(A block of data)
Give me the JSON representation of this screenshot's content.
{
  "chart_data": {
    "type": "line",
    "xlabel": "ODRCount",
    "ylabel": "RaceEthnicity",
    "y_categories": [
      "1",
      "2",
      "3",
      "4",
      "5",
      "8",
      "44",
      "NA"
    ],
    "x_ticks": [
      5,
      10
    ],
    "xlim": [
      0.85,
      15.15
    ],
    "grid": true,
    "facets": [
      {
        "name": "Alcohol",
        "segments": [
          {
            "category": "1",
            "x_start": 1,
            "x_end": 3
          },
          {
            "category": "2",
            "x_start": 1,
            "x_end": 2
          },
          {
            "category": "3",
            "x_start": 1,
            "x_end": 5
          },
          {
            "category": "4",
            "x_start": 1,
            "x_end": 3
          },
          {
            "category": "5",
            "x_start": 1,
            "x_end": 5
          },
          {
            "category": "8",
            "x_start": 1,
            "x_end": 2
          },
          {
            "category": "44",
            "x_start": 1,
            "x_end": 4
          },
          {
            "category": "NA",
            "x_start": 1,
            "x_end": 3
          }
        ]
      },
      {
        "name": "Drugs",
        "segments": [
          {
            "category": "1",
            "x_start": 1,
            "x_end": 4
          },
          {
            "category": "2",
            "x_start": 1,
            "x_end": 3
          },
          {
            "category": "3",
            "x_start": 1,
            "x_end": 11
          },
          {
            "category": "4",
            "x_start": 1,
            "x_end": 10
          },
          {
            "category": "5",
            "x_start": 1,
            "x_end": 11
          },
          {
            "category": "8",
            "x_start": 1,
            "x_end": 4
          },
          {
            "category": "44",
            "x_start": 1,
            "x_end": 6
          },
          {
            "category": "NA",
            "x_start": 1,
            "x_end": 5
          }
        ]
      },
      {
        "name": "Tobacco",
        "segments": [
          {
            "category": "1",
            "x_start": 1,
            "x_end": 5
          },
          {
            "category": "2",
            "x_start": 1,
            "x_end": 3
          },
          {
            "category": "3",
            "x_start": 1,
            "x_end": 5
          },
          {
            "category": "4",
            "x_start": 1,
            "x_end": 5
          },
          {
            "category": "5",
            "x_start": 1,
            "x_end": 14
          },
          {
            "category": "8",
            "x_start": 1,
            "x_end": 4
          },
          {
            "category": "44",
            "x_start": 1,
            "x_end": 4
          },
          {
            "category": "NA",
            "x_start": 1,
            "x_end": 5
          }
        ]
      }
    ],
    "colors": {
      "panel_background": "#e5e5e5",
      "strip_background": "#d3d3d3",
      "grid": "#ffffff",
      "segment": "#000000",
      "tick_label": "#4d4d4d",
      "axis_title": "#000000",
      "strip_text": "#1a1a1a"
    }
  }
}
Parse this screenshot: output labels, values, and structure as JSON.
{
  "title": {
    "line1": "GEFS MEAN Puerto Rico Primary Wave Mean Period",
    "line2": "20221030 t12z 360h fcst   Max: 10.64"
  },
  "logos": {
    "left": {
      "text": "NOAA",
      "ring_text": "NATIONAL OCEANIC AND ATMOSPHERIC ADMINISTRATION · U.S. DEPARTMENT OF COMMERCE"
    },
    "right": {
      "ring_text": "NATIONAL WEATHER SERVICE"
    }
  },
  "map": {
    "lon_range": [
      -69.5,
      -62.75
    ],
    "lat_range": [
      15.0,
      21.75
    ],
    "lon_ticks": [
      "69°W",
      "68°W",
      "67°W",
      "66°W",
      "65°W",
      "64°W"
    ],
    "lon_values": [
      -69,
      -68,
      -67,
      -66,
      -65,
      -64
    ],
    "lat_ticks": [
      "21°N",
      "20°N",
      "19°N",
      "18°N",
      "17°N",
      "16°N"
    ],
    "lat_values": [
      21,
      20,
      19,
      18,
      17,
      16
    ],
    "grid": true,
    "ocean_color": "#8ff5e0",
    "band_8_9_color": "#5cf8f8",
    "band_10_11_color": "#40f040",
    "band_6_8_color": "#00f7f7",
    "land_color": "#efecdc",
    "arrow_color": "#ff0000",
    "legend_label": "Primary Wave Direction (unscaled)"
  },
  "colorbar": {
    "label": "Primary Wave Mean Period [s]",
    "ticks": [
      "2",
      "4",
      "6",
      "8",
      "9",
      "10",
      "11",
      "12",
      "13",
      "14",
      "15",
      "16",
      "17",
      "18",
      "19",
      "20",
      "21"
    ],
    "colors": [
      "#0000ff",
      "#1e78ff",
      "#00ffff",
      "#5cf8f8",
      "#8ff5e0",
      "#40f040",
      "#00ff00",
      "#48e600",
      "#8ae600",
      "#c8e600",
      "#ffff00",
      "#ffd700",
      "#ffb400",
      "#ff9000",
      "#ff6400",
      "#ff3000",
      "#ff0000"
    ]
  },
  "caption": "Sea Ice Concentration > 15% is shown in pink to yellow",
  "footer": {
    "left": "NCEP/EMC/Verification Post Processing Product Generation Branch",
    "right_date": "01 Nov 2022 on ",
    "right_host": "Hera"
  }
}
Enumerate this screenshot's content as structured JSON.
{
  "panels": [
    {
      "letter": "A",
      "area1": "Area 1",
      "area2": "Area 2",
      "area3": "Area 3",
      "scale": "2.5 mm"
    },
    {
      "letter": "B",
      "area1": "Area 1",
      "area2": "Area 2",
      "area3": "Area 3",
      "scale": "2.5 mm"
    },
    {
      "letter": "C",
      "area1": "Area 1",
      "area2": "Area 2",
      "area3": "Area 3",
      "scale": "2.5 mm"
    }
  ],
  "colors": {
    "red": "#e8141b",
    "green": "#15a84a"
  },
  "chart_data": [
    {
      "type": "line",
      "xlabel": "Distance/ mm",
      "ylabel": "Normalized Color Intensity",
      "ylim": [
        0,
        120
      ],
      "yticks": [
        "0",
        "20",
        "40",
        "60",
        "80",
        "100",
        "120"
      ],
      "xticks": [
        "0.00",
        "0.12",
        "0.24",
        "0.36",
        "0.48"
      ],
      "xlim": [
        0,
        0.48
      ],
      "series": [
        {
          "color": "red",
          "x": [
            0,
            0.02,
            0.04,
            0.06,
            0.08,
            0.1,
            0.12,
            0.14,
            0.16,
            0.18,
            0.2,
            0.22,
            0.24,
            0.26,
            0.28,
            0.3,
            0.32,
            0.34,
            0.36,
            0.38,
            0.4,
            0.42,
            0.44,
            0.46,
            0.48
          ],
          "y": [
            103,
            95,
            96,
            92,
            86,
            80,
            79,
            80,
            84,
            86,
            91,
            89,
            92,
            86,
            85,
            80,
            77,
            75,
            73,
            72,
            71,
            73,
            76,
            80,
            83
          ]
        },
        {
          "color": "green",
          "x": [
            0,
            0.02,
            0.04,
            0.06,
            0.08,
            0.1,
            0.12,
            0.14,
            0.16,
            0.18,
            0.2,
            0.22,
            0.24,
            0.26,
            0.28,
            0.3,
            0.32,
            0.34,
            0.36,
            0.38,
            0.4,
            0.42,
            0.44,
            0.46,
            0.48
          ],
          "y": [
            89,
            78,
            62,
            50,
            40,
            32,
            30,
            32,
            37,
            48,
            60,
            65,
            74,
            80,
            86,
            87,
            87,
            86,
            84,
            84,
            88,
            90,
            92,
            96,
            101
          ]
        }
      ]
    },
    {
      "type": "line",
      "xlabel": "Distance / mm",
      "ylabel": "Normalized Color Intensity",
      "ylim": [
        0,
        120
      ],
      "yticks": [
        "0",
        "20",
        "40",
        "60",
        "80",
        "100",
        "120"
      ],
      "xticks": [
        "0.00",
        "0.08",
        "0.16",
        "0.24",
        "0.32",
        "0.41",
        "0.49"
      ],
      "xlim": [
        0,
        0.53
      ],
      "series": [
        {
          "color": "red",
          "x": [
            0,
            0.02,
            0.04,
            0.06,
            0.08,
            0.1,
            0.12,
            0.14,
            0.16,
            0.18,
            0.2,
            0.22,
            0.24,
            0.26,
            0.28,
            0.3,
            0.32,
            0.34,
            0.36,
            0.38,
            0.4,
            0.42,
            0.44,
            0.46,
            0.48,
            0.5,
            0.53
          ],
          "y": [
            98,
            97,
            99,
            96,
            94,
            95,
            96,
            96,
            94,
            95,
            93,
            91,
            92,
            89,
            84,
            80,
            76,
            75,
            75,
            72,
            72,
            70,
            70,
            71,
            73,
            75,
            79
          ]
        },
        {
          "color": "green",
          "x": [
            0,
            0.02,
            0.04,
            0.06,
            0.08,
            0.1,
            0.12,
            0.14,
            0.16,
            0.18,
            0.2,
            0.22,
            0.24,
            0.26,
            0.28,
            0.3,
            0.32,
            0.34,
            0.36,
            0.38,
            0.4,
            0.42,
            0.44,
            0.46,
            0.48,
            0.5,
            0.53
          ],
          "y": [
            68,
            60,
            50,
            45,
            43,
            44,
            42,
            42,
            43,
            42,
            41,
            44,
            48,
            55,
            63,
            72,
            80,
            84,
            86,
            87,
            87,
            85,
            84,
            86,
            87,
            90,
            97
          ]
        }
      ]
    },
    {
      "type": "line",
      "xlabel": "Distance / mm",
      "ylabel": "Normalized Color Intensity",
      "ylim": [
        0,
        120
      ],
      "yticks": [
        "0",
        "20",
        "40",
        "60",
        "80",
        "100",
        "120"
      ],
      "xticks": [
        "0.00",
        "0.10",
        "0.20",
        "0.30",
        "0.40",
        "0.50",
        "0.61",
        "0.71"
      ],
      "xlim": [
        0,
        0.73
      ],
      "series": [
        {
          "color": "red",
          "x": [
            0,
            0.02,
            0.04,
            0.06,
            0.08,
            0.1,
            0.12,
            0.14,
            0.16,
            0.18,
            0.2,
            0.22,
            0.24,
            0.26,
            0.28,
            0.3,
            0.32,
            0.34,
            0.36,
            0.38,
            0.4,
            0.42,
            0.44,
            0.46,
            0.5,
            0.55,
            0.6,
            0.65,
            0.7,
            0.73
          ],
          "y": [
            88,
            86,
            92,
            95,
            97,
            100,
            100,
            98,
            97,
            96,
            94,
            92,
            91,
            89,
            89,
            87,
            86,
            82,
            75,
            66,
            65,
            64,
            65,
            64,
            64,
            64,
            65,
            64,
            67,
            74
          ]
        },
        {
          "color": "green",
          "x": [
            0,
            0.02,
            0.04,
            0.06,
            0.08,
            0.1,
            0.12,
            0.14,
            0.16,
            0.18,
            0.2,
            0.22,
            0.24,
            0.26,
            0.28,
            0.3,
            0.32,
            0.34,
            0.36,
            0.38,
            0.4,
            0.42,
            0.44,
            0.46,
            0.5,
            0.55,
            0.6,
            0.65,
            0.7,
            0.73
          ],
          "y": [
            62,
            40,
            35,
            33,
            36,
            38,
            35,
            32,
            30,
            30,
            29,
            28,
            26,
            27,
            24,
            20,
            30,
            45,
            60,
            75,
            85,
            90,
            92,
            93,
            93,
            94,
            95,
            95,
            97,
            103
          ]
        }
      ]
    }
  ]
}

→ **EXERCISE TASK**: Read the entries and pick out all lines that include the word "Wave".

→ **WRITTEN RESPONSE**:
    "line1": "GEFS MEAN Puerto Rico Primary Wave Mean Period",
    "legend_label": "Primary Wave Direction (unscaled)"
    "label": "Primary Wave Mean Period [s]",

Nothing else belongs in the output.